Task description ->
Give back the full listing verbatim, apart from its images.

Stored data ->
______________________________

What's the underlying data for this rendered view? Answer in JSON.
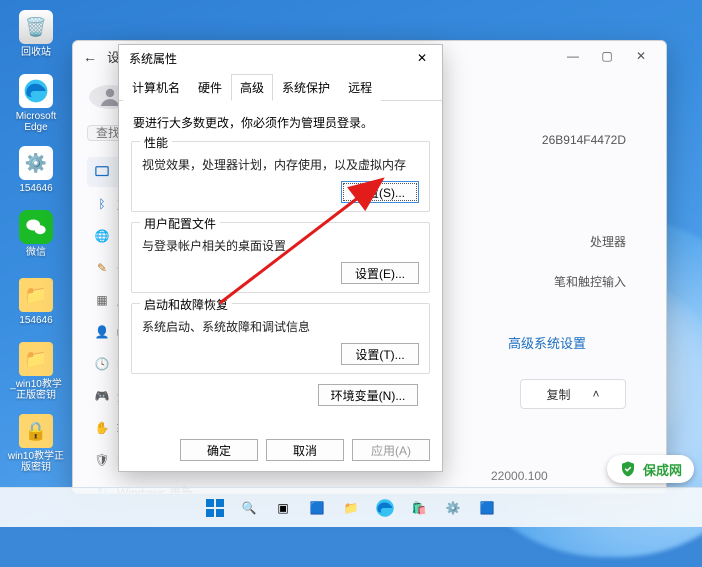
{
  "desktop_icons": {
    "recycle": "回收站",
    "edge": "Microsoft Edge",
    "gear": "154646",
    "wechat": "微信",
    "folder1": "154646",
    "folder2": "_win10教学正版密钥",
    "lock": "win10教学正版密钥"
  },
  "settings": {
    "title": "设置",
    "search_placeholder": "查找设置",
    "nav": {
      "system": "系统",
      "bt": "蓝牙",
      "net": "网络",
      "pers": "个性",
      "apps": "应用",
      "acct": "帐户",
      "time": "时间",
      "game": "游戏",
      "access": "辅助",
      "privacy": "隐私",
      "update": "Windows 更新"
    },
    "device_id_tail": "26B914F4472D",
    "cpu_label": "处理器",
    "pen_label": "笔和触控输入",
    "adv_link": "高级系统设置",
    "copy": "复制",
    "build": "22000.100"
  },
  "dlg": {
    "title": "系统属性",
    "tabs": {
      "name": "计算机名",
      "hw": "硬件",
      "adv": "高级",
      "prot": "系统保护",
      "remote": "远程"
    },
    "hint": "要进行大多数更改，你必须作为管理员登录。",
    "perf": {
      "title": "性能",
      "desc": "视觉效果，处理器计划，内存使用，以及虚拟内存",
      "btn": "设置(S)..."
    },
    "prof": {
      "title": "用户配置文件",
      "desc": "与登录帐户相关的桌面设置",
      "btn": "设置(E)..."
    },
    "boot": {
      "title": "启动和故障恢复",
      "desc": "系统启动、系统故障和调试信息",
      "btn": "设置(T)..."
    },
    "env": "环境变量(N)...",
    "ok": "确定",
    "cancel": "取消",
    "apply": "应用(A)"
  },
  "watermark": "保成网"
}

______________________________

Response below ->
What's the underlying data for this rendered view? Answer in JSON.
{
  "desktop_icons": {
    "recycle": "回收站",
    "edge": "Microsoft Edge",
    "gear": "154646",
    "wechat": "微信",
    "folder1": "154646",
    "folder2": "_win10教学正版密钥",
    "lock": "win10教学正版密钥"
  },
  "settings": {
    "title": "设置",
    "search_placeholder": "查找设置",
    "nav": {
      "system": "系统",
      "bt": "蓝牙",
      "net": "网络",
      "pers": "个性",
      "apps": "应用",
      "acct": "帐户",
      "time": "时间",
      "game": "游戏",
      "access": "辅助",
      "privacy": "隐私",
      "update": "Windows 更新"
    },
    "device_id_tail": "26B914F4472D",
    "cpu_label": "处理器",
    "pen_label": "笔和触控输入",
    "adv_link": "高级系统设置",
    "copy": "复制",
    "build": "22000.100"
  },
  "dlg": {
    "title": "系统属性",
    "tabs": {
      "name": "计算机名",
      "hw": "硬件",
      "adv": "高级",
      "prot": "系统保护",
      "remote": "远程"
    },
    "hint": "要进行大多数更改，你必须作为管理员登录。",
    "perf": {
      "title": "性能",
      "desc": "视觉效果，处理器计划，内存使用，以及虚拟内存",
      "btn": "设置(S)..."
    },
    "prof": {
      "title": "用户配置文件",
      "desc": "与登录帐户相关的桌面设置",
      "btn": "设置(E)..."
    },
    "boot": {
      "title": "启动和故障恢复",
      "desc": "系统启动、系统故障和调试信息",
      "btn": "设置(T)..."
    },
    "env": "环境变量(N)...",
    "ok": "确定",
    "cancel": "取消",
    "apply": "应用(A)"
  },
  "watermark": "保成网"
}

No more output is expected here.